___ RECORDS FOR THIS EXERCISE ___

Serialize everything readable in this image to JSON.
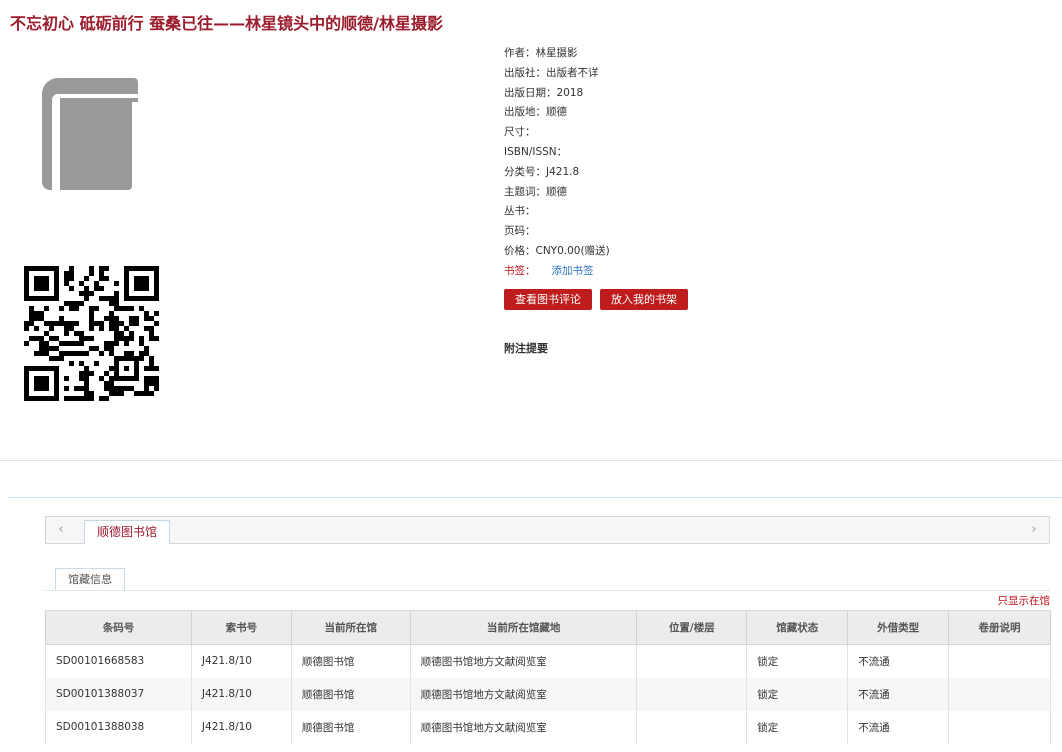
{
  "title": "不忘初心 砥砺前行 蚕桑已往——林星镜头中的顺德/林星摄影",
  "meta": [
    {
      "label": "作者：",
      "value": "林星摄影"
    },
    {
      "label": "出版社：",
      "value": "出版者不详"
    },
    {
      "label": "出版日期：",
      "value": "2018"
    },
    {
      "label": "出版地：",
      "value": "顺德"
    },
    {
      "label": "尺寸：",
      "value": ""
    },
    {
      "label": "ISBN/ISSN：",
      "value": ""
    },
    {
      "label": "分类号：",
      "value": "J421.8"
    },
    {
      "label": "主题词：",
      "value": "顺德"
    },
    {
      "label": "丛书：",
      "value": ""
    },
    {
      "label": "页码：",
      "value": ""
    },
    {
      "label": "价格：",
      "value": "CNY0.00(赠送)"
    }
  ],
  "bookmark": {
    "label": "书签：",
    "link": "添加书签"
  },
  "buttons": {
    "reviews": "查看图书评论",
    "shelf": "放入我的书架"
  },
  "notes_heading": "附注提要",
  "library_tab": "顺德图书馆",
  "arrows": {
    "left": "‹",
    "right": "›"
  },
  "holding_tab": "馆藏信息",
  "only_available": "只显示在馆",
  "table": {
    "headers": [
      "条码号",
      "索书号",
      "当前所在馆",
      "当前所在馆藏地",
      "位置/楼层",
      "馆藏状态",
      "外借类型",
      "卷册说明"
    ],
    "rows": [
      [
        "SD00101668583",
        "J421.8/10",
        "顺德图书馆",
        "顺德图书馆地方文献阅览室",
        "",
        "锁定",
        "不流通",
        ""
      ],
      [
        "SD00101388037",
        "J421.8/10",
        "顺德图书馆",
        "顺德图书馆地方文献阅览室",
        "",
        "锁定",
        "不流通",
        ""
      ],
      [
        "SD00101388038",
        "J421.8/10",
        "顺德图书馆",
        "顺德图书馆地方文献阅览室",
        "",
        "锁定",
        "不流通",
        ""
      ]
    ]
  },
  "colors": {
    "title": "#9b1c2c",
    "button": "#bf1d1d",
    "link": "#2a73c6",
    "cover": "#999999"
  },
  "icons": {
    "cover": "book-cover-icon",
    "qr": "qr-code-icon"
  }
}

___

Copy out every line of the data that includes the word "林星摄影".

  "title": "不忘初心 砥砺前行 蚕桑已往——林星镜头中的顺德/林星摄影",
      "value": "林星摄影"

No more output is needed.